>> START ENTRIES
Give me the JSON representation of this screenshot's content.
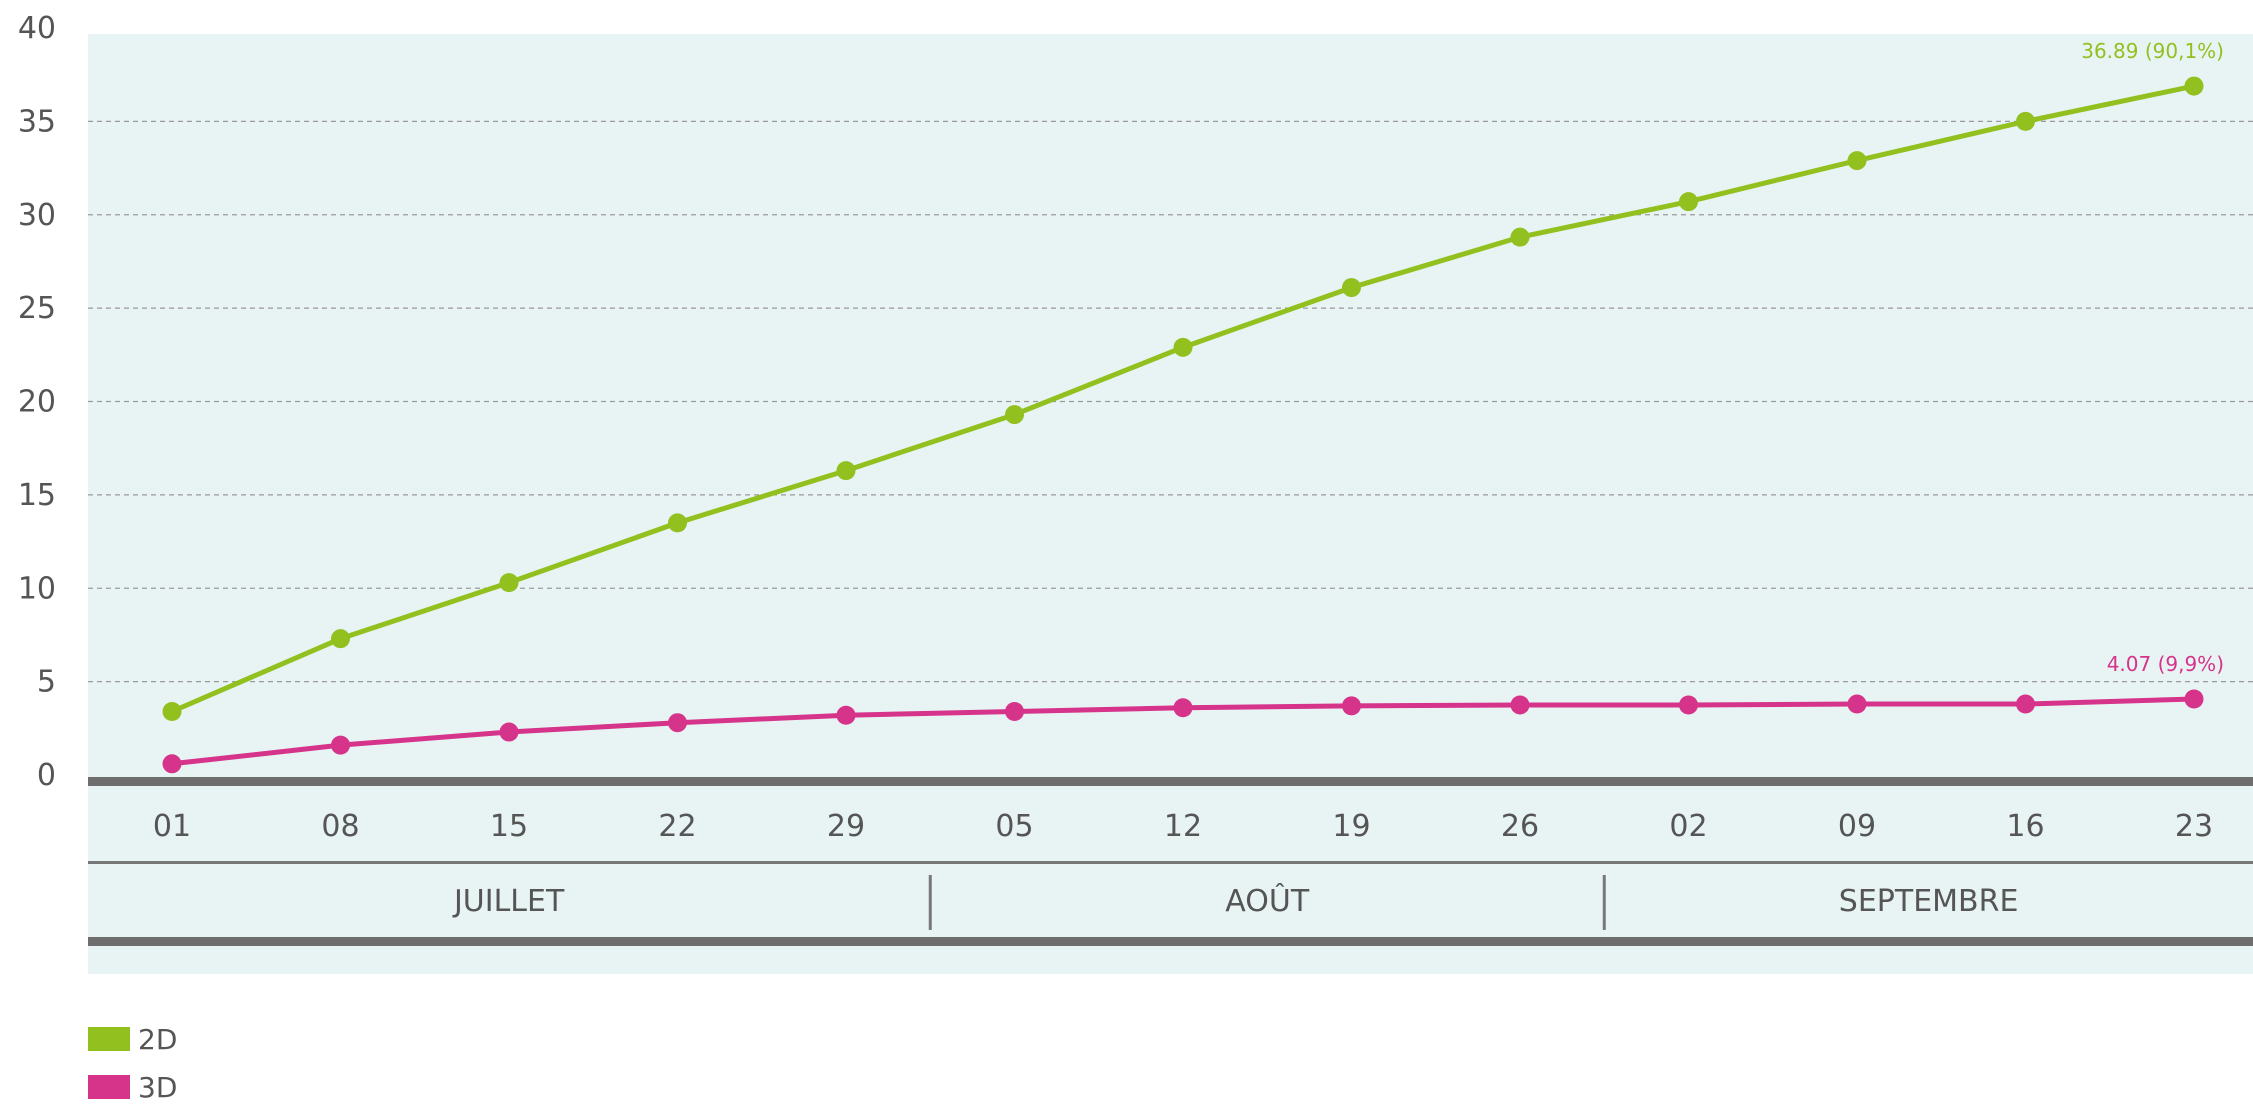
{
  "chart_data": {
    "type": "line",
    "title": "",
    "xlabel": "",
    "ylabel": "",
    "x": [
      "01",
      "08",
      "15",
      "22",
      "29",
      "05",
      "12",
      "19",
      "26",
      "02",
      "09",
      "16",
      "23"
    ],
    "months": [
      {
        "label": "JUILLET",
        "span": [
          0,
          4
        ]
      },
      {
        "label": "AOÛT",
        "span": [
          5,
          8
        ]
      },
      {
        "label": "SEPTEMBRE",
        "span": [
          9,
          12
        ]
      }
    ],
    "yticks": [
      0,
      5,
      10,
      15,
      20,
      25,
      30,
      35,
      40
    ],
    "ylim": [
      0,
      40
    ],
    "grid": true,
    "legend_position": "bottom-left",
    "series": [
      {
        "name": "2D",
        "color": "#92c01f",
        "values": [
          3.4,
          7.3,
          10.3,
          13.5,
          16.3,
          19.3,
          22.9,
          26.1,
          28.8,
          30.7,
          32.9,
          35.0,
          36.89
        ],
        "end_label": "36.89 (90,1%)"
      },
      {
        "name": "3D",
        "color": "#d6338b",
        "values": [
          0.6,
          1.6,
          2.3,
          2.8,
          3.2,
          3.4,
          3.6,
          3.7,
          3.75,
          3.75,
          3.8,
          3.8,
          4.07
        ],
        "end_label": "4.07 (9,9%)"
      }
    ]
  }
}
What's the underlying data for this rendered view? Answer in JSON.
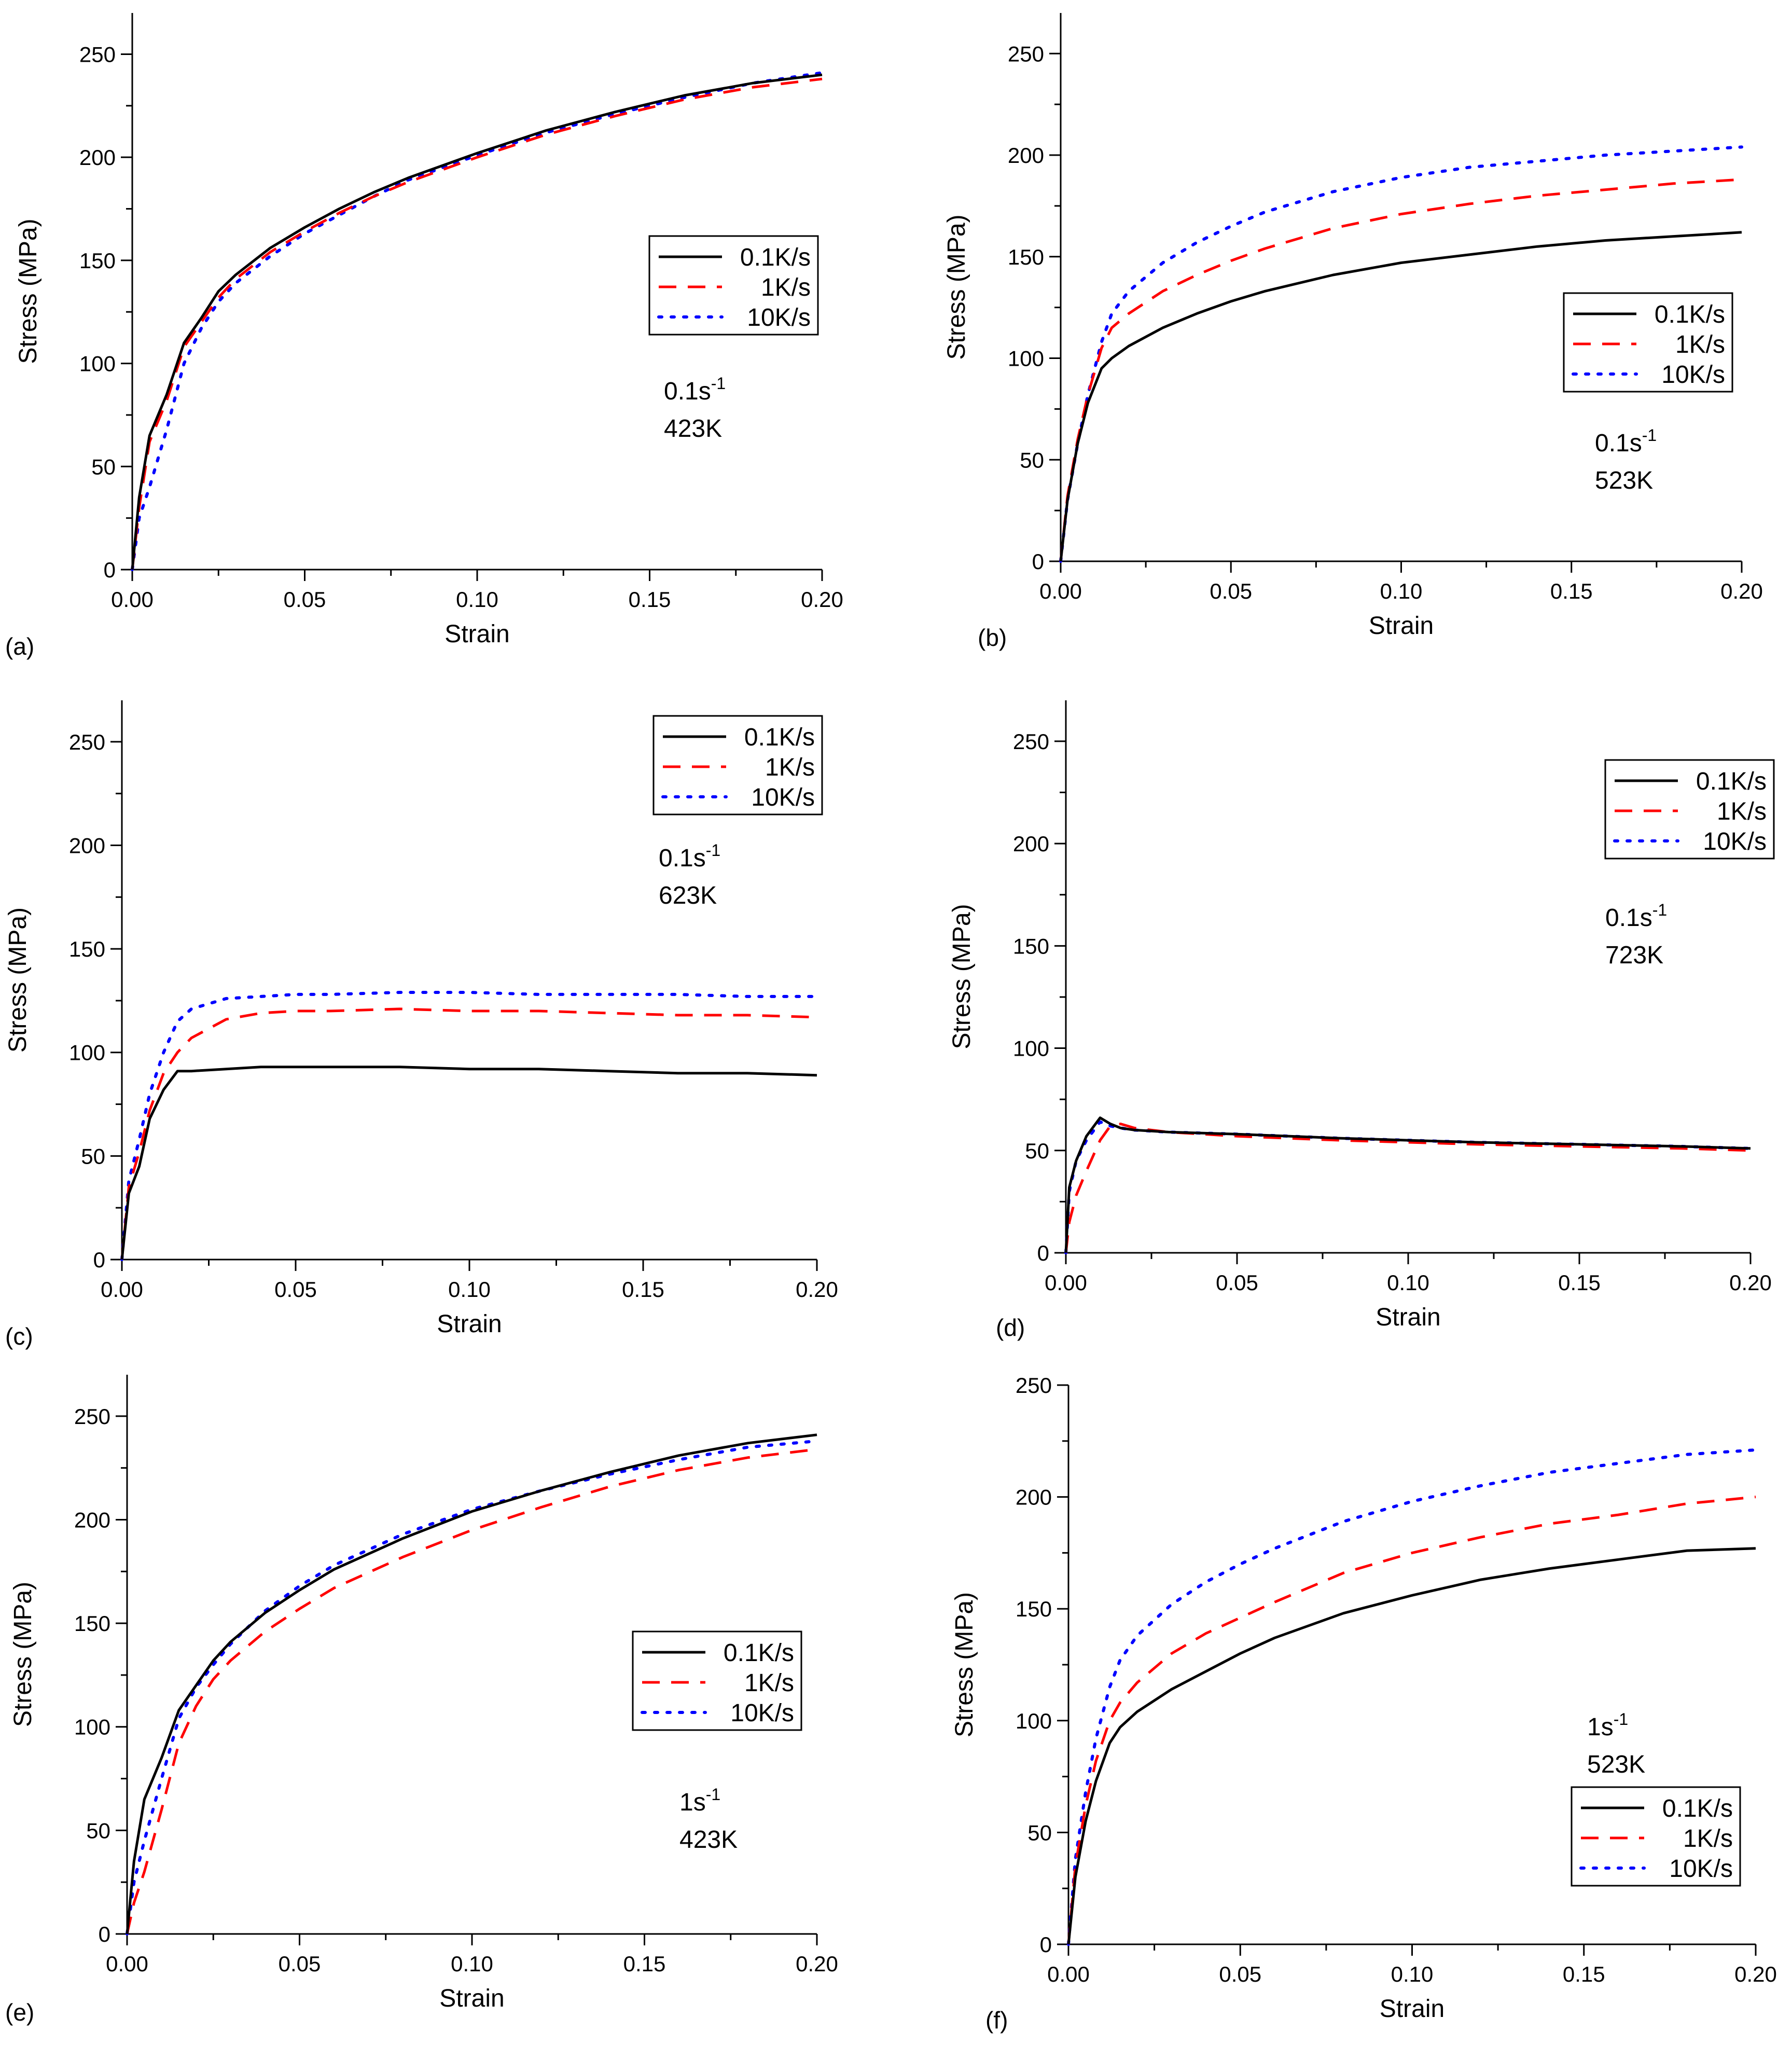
{
  "figure": {
    "xlabel": "Strain",
    "ylabel": "Stress (MPa)",
    "legend_entries": [
      {
        "name": "0.1K/s",
        "color": "#000000",
        "style": "solid"
      },
      {
        "name": "1K/s",
        "color": "#ff0000",
        "style": "dashed"
      },
      {
        "name": "10K/s",
        "color": "#0000ff",
        "style": "dotted"
      }
    ]
  },
  "chart_data": [
    {
      "panel": "(a)",
      "type": "line",
      "rate": "0.1s",
      "rate_exp": "-1",
      "temperature": "423K",
      "xlabel": "Strain",
      "ylabel": "Stress (MPa)",
      "xlim": [
        0,
        0.2
      ],
      "ylim": [
        0,
        270
      ],
      "xticks": [
        "0.00",
        "0.05",
        "0.10",
        "0.15",
        "0.20"
      ],
      "yticks": [
        "0",
        "50",
        "100",
        "150",
        "200",
        "250"
      ],
      "legend_position": "right-middle",
      "x": [
        0,
        0.002,
        0.005,
        0.01,
        0.015,
        0.02,
        0.025,
        0.03,
        0.04,
        0.05,
        0.06,
        0.07,
        0.08,
        0.1,
        0.12,
        0.14,
        0.16,
        0.18,
        0.2
      ],
      "series": [
        {
          "name": "0.1K/s",
          "values": [
            0,
            35,
            65,
            85,
            110,
            122,
            135,
            143,
            156,
            166,
            175,
            183,
            190,
            202,
            213,
            222,
            230,
            236,
            240
          ]
        },
        {
          "name": "1K/s",
          "values": [
            0,
            30,
            62,
            82,
            108,
            120,
            132,
            141,
            154,
            164,
            173,
            181,
            188,
            200,
            211,
            220,
            228,
            234,
            238
          ]
        },
        {
          "name": "10K/s",
          "values": [
            0,
            25,
            40,
            68,
            100,
            117,
            130,
            139,
            152,
            163,
            172,
            181,
            189,
            201,
            212,
            221,
            229,
            236,
            241
          ]
        }
      ]
    },
    {
      "panel": "(b)",
      "type": "line",
      "rate": "0.1s",
      "rate_exp": "-1",
      "temperature": "523K",
      "xlabel": "Strain",
      "ylabel": "Stress (MPa)",
      "xlim": [
        0,
        0.2
      ],
      "ylim": [
        0,
        270
      ],
      "xticks": [
        "0.00",
        "0.05",
        "0.10",
        "0.15",
        "0.20"
      ],
      "yticks": [
        "0",
        "50",
        "100",
        "150",
        "200",
        "250"
      ],
      "legend_position": "right-middle",
      "x": [
        0,
        0.002,
        0.005,
        0.008,
        0.012,
        0.015,
        0.02,
        0.03,
        0.04,
        0.05,
        0.06,
        0.08,
        0.1,
        0.12,
        0.14,
        0.16,
        0.18,
        0.2
      ],
      "series": [
        {
          "name": "0.1K/s",
          "values": [
            0,
            30,
            58,
            78,
            95,
            100,
            106,
            115,
            122,
            128,
            133,
            141,
            147,
            151,
            155,
            158,
            160,
            162
          ]
        },
        {
          "name": "1K/s",
          "values": [
            0,
            32,
            60,
            82,
            105,
            115,
            122,
            133,
            141,
            148,
            154,
            164,
            171,
            176,
            180,
            183,
            186,
            188
          ]
        },
        {
          "name": "10K/s",
          "values": [
            0,
            30,
            58,
            82,
            108,
            122,
            133,
            147,
            157,
            165,
            172,
            182,
            189,
            194,
            197,
            200,
            202,
            204
          ]
        }
      ]
    },
    {
      "panel": "(c)",
      "type": "line",
      "rate": "0.1s",
      "rate_exp": "-1",
      "temperature": "623K",
      "xlabel": "Strain",
      "ylabel": "Stress (MPa)",
      "xlim": [
        0,
        0.2
      ],
      "ylim": [
        0,
        270
      ],
      "xticks": [
        "0.00",
        "0.05",
        "0.10",
        "0.15",
        "0.20"
      ],
      "yticks": [
        "0",
        "50",
        "100",
        "150",
        "200",
        "250"
      ],
      "legend_position": "top-right",
      "x": [
        0,
        0.002,
        0.005,
        0.008,
        0.012,
        0.016,
        0.02,
        0.03,
        0.04,
        0.05,
        0.06,
        0.08,
        0.1,
        0.12,
        0.14,
        0.16,
        0.18,
        0.2
      ],
      "series": [
        {
          "name": "0.1K/s",
          "values": [
            0,
            32,
            45,
            68,
            82,
            91,
            91,
            92,
            93,
            93,
            93,
            93,
            92,
            92,
            91,
            90,
            90,
            89
          ]
        },
        {
          "name": "1K/s",
          "values": [
            0,
            35,
            52,
            72,
            90,
            100,
            107,
            116,
            119,
            120,
            120,
            121,
            120,
            120,
            119,
            118,
            118,
            117
          ]
        },
        {
          "name": "10K/s",
          "values": [
            0,
            38,
            58,
            80,
            100,
            115,
            121,
            126,
            127,
            128,
            128,
            129,
            129,
            128,
            128,
            128,
            127,
            127
          ]
        }
      ]
    },
    {
      "panel": "(d)",
      "type": "line",
      "rate": "0.1s",
      "rate_exp": "-1",
      "temperature": "723K",
      "xlabel": "Strain",
      "ylabel": "Stress (MPa)",
      "xlim": [
        0,
        0.2
      ],
      "ylim": [
        0,
        270
      ],
      "xticks": [
        "0.00",
        "0.05",
        "0.10",
        "0.15",
        "0.20"
      ],
      "yticks": [
        "0",
        "50",
        "100",
        "150",
        "200",
        "250"
      ],
      "legend_position": "top-right",
      "x": [
        0,
        0.001,
        0.003,
        0.006,
        0.01,
        0.013,
        0.016,
        0.02,
        0.03,
        0.05,
        0.08,
        0.1,
        0.12,
        0.15,
        0.18,
        0.2
      ],
      "series": [
        {
          "name": "0.1K/s",
          "values": [
            0,
            32,
            45,
            57,
            66,
            63,
            61,
            60,
            59,
            58,
            56,
            55,
            54,
            53,
            52,
            51
          ]
        },
        {
          "name": "1K/s",
          "values": [
            0,
            15,
            28,
            40,
            55,
            62,
            63,
            61,
            59,
            57,
            55,
            54,
            53,
            52,
            51,
            50
          ]
        },
        {
          "name": "10K/s",
          "values": [
            0,
            30,
            45,
            55,
            64,
            62,
            61,
            60,
            59,
            58,
            56,
            55,
            54,
            53,
            52,
            51
          ]
        }
      ]
    },
    {
      "panel": "(e)",
      "type": "line",
      "rate": "1s",
      "rate_exp": "-1",
      "temperature": "423K",
      "xlabel": "Strain",
      "ylabel": "Stress (MPa)",
      "xlim": [
        0,
        0.2
      ],
      "ylim": [
        0,
        270
      ],
      "xticks": [
        "0.00",
        "0.05",
        "0.10",
        "0.15",
        "0.20"
      ],
      "yticks": [
        "0",
        "50",
        "100",
        "150",
        "200",
        "250"
      ],
      "legend_position": "right-middle",
      "x": [
        0,
        0.002,
        0.005,
        0.01,
        0.015,
        0.02,
        0.025,
        0.03,
        0.04,
        0.05,
        0.06,
        0.08,
        0.1,
        0.12,
        0.14,
        0.16,
        0.18,
        0.2
      ],
      "series": [
        {
          "name": "0.1K/s",
          "values": [
            0,
            35,
            65,
            85,
            108,
            120,
            132,
            141,
            155,
            166,
            176,
            191,
            204,
            214,
            223,
            231,
            237,
            241
          ]
        },
        {
          "name": "1K/s",
          "values": [
            0,
            15,
            30,
            60,
            92,
            110,
            123,
            132,
            146,
            157,
            167,
            182,
            195,
            206,
            216,
            224,
            230,
            234
          ]
        },
        {
          "name": "10K/s",
          "values": [
            0,
            25,
            45,
            75,
            104,
            119,
            130,
            140,
            156,
            168,
            178,
            193,
            205,
            214,
            222,
            229,
            235,
            238
          ]
        }
      ]
    },
    {
      "panel": "(f)",
      "type": "line",
      "rate": "1s",
      "rate_exp": "-1",
      "temperature": "523K",
      "xlabel": "Strain",
      "ylabel": "Stress (MPa)",
      "xlim": [
        0,
        0.2
      ],
      "ylim": [
        0,
        250
      ],
      "xticks": [
        "0.00",
        "0.05",
        "0.10",
        "0.15",
        "0.20"
      ],
      "yticks": [
        "0",
        "50",
        "100",
        "150",
        "200",
        "250"
      ],
      "legend_position": "right-bottom",
      "x": [
        0,
        0.002,
        0.005,
        0.008,
        0.012,
        0.015,
        0.02,
        0.03,
        0.04,
        0.05,
        0.06,
        0.08,
        0.1,
        0.12,
        0.14,
        0.16,
        0.18,
        0.2
      ],
      "series": [
        {
          "name": "0.1K/s",
          "values": [
            0,
            30,
            55,
            73,
            90,
            97,
            104,
            114,
            122,
            130,
            137,
            148,
            156,
            163,
            168,
            172,
            176,
            177
          ]
        },
        {
          "name": "1K/s",
          "values": [
            0,
            35,
            62,
            82,
            100,
            108,
            117,
            130,
            139,
            146,
            153,
            166,
            175,
            182,
            188,
            192,
            197,
            200
          ]
        },
        {
          "name": "10K/s",
          "values": [
            0,
            38,
            68,
            92,
            115,
            127,
            138,
            152,
            162,
            170,
            177,
            189,
            198,
            205,
            211,
            215,
            219,
            221
          ]
        }
      ]
    }
  ]
}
>> END ENTRIES
All lines above containing the string "this" are to be collected.

▶ SOLVED EXERCISE
Give me the JSON representation of this screenshot's content.
What's the underlying data for this rendered view? Answer in JSON.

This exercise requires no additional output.